» **THE TASK**: Extract each line containing the string "application".

Data records
####################

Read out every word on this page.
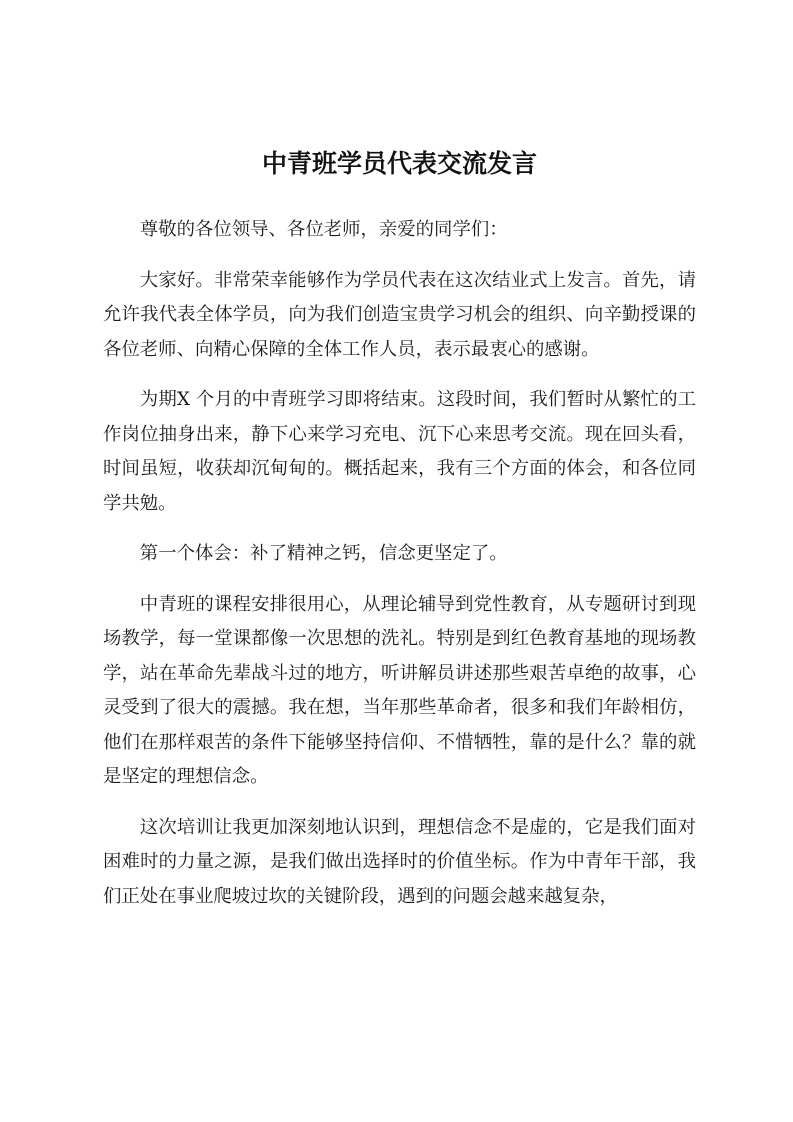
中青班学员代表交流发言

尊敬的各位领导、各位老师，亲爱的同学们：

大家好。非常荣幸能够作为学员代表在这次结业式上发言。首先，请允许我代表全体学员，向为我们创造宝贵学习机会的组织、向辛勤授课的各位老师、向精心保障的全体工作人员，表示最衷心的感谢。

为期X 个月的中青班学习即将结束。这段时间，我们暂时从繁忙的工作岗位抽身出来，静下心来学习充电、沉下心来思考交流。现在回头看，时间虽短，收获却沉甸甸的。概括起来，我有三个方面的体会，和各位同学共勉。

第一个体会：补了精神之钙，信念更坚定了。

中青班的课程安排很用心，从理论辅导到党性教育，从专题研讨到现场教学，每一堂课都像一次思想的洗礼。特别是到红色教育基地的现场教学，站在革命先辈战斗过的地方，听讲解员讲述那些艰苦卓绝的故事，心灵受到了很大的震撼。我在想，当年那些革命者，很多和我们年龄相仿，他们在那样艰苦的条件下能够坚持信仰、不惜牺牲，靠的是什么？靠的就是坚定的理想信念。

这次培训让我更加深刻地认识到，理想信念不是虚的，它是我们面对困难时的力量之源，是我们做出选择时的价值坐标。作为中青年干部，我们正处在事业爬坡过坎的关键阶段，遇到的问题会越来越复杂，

####################

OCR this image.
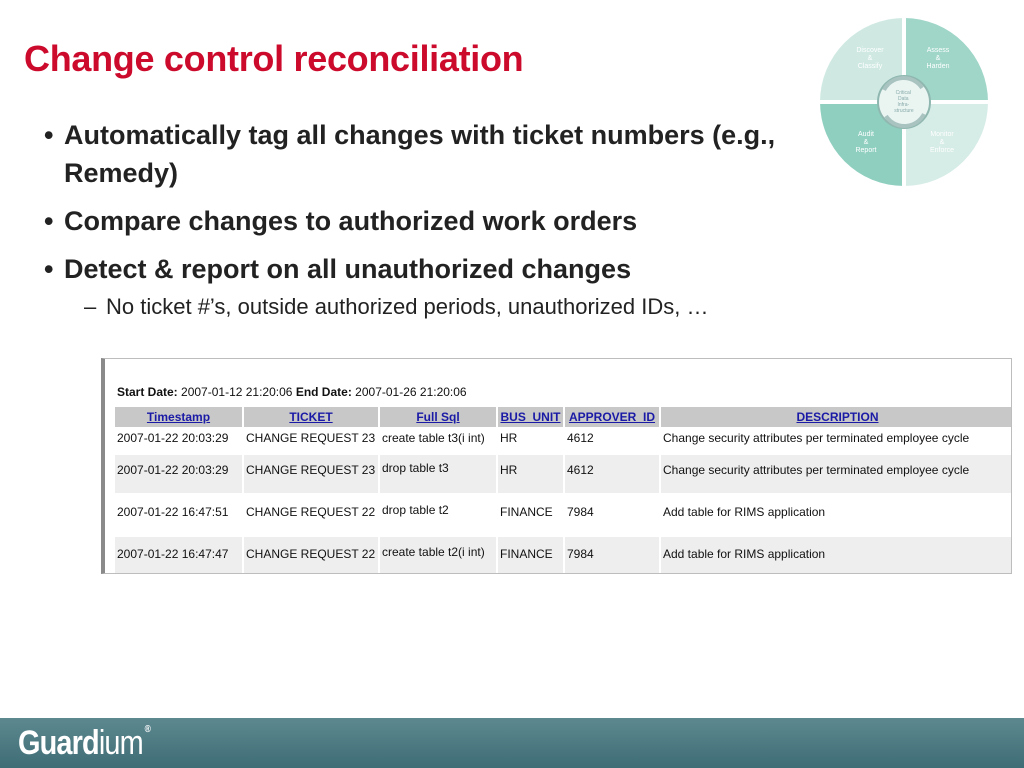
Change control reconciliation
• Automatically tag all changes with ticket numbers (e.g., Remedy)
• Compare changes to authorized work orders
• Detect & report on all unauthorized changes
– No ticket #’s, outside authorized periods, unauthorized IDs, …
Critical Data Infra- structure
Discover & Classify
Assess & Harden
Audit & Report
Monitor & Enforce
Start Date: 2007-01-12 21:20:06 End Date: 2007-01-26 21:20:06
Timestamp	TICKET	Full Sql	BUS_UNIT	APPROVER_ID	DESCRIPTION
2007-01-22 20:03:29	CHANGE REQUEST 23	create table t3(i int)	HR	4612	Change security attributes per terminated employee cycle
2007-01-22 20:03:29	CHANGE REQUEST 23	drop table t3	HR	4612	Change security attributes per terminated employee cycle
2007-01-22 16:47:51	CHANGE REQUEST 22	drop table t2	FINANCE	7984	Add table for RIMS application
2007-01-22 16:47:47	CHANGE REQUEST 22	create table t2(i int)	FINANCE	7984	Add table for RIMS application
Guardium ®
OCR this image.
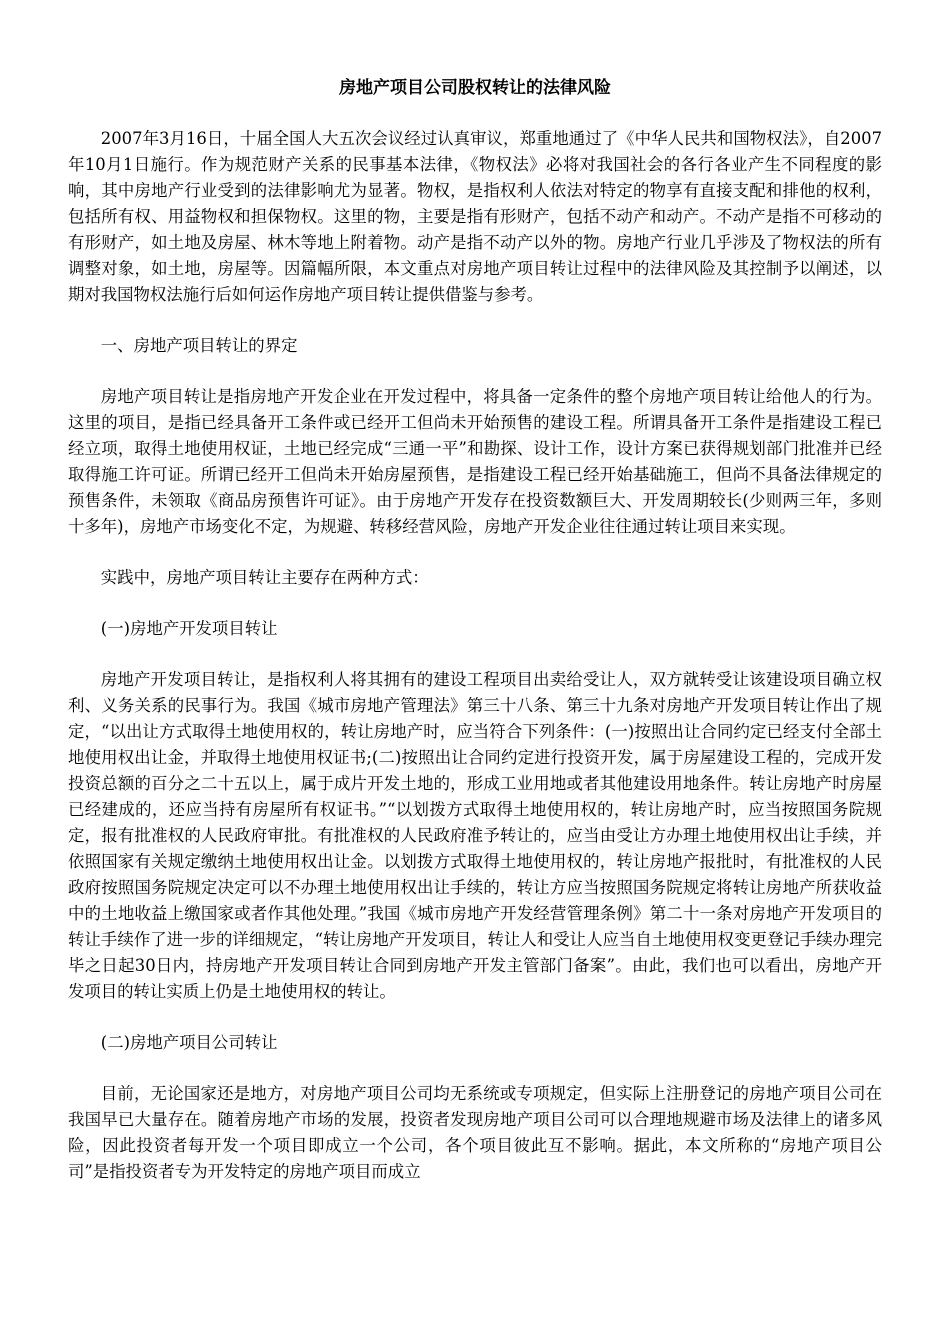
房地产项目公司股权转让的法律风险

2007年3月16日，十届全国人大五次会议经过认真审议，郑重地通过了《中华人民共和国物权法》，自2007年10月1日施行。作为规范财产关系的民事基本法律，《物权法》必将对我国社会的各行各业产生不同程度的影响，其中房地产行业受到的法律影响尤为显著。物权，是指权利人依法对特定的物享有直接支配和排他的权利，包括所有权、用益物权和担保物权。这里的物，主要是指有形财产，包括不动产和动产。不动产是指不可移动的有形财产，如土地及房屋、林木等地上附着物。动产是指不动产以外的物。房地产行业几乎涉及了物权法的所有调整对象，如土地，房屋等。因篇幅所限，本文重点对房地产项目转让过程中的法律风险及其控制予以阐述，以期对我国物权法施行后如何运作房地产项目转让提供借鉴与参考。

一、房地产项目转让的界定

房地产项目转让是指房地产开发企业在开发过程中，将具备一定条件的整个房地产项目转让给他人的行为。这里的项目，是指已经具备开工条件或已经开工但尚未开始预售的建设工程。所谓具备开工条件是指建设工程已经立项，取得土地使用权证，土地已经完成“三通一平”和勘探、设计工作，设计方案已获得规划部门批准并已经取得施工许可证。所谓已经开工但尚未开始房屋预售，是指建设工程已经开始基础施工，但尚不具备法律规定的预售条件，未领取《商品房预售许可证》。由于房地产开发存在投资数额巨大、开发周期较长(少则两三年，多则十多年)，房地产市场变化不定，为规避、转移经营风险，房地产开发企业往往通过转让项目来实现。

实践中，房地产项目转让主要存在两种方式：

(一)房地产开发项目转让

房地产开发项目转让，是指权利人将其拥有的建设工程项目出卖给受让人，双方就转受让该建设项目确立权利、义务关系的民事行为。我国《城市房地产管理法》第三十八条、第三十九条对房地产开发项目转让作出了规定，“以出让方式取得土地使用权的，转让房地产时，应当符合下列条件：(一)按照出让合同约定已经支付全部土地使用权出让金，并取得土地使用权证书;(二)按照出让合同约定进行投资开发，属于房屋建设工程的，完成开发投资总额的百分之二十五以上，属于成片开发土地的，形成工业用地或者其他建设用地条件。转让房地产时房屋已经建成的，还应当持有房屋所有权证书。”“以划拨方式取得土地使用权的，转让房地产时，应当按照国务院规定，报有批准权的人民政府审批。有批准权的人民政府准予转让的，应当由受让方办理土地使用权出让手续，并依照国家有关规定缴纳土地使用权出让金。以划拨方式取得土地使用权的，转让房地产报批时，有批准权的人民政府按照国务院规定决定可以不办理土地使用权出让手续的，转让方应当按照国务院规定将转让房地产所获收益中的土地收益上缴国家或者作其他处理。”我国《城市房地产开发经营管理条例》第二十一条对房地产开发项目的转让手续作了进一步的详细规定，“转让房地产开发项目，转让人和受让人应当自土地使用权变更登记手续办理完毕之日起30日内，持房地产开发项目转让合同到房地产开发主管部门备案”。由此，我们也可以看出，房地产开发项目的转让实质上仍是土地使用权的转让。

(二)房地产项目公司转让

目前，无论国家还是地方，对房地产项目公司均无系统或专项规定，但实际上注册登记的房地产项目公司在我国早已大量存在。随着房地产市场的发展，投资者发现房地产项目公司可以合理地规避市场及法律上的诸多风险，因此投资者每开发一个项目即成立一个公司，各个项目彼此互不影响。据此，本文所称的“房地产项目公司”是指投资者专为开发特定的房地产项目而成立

####################

» **EXERCISE ANSWER**:
2007-01-22 16:47:51	CHANGE REQUEST 22	drop table t2	FINANCE	7984	Add table for RIMS application
2007-01-22 16:47:47	CHANGE REQUEST 22	create table t2(i int)	FINANCE	7984	Add table for RIMS application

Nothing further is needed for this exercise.